→ GOAL: Reproduce the passage on Special Apprentices starting at "Specials attended a" and ending at "of experience today?", changing "foundry" to "casting shop".
-- BEGIN DOCUMENT SEGMENT --
Special Apprentices were commonly known as Specials, amongst other things, and were taken directly from school with A Levels and a place on an engineering course at university. Mather and Platt preferred a four-year thin sandwich course (six months at work, six months at Salford University) because the periods of study and work were even but accepted 1-3-1 thick sandwich arrangements too. Specials on a thick sandwich course were expected to attend work for at least six weeks during the summer vacation. Apprentice intake at M+P was in September each year, much to the annoyance of the apprentices who, had they gone to university instead, would not have started until October. However, the group in my year was about 8 and I have some memorable recollections.

Some Specials made the grave mistake of introducing themselves, as such, to shop floor workers who habitually replied with "What's so *@!&ing special about you then?"

Specials attended a week's induction course when they first started work, followed by a rigorous programme of on-the-job training in many of the company's manufacturing and design departments. The work experience was well structured with the various departments visited in a logical order. An example was a project to make a machine vice; this involved time in the drawing office to produce the engineering drawings, followed by the pattern shop where patterns for the castings were made. Then followed a period in the foundry where the moulds were produced and castings made. The final period was in the machine shop where the castings were machined and the remaining parts of the vice were made and heat-treated before final assembly. How many apprentices receive this type of experience today?
-- END DOCUMENT SEGMENT --
-- BEGIN DATA SEGMENT --
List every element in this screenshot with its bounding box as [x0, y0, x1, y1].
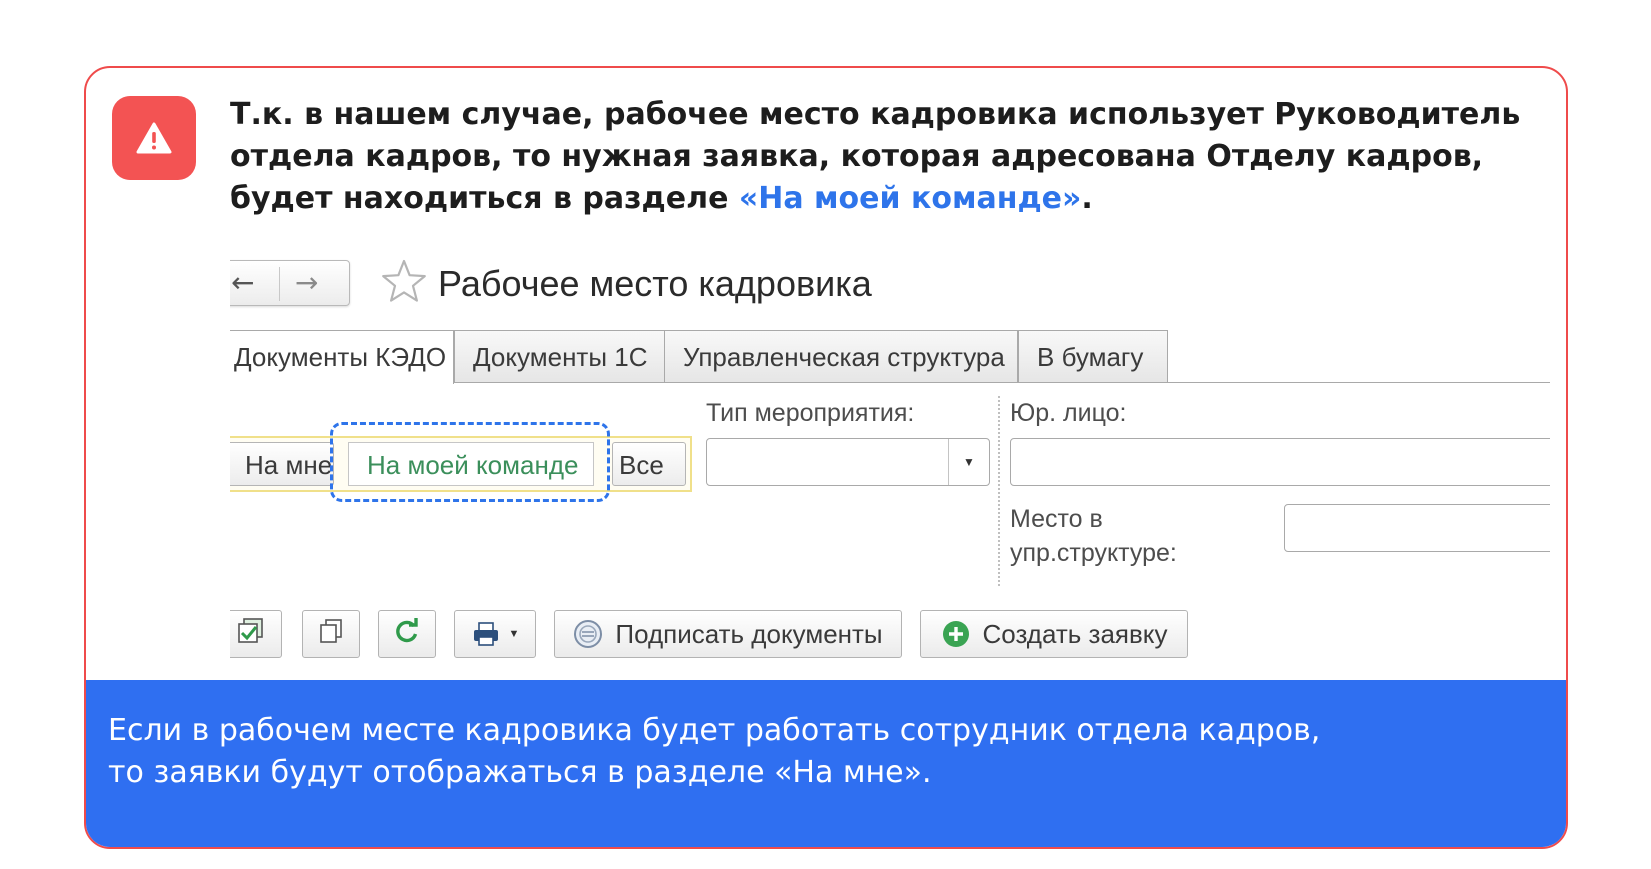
-- END DATA SEGMENT --
→ TASK RESULT:
Specials attended a week's induction course when they first started work, followed by a rigorous programme of on-the-job training in many of the company's manufacturing and design departments. The work experience was well structured with the various departments visited in a logical order. An example was a project to make a machine vice; this involved time in the drawing office to produce the engineering drawings, followed by the pattern shop where patterns for the castings were made. Then followed a period in the casting shop where the moulds were produced and castings made. The final period was in the machine shop where the castings were machined and the remaining parts of the vice were made and heat-treated before final assembly. How many apprentices receive this type of experience today?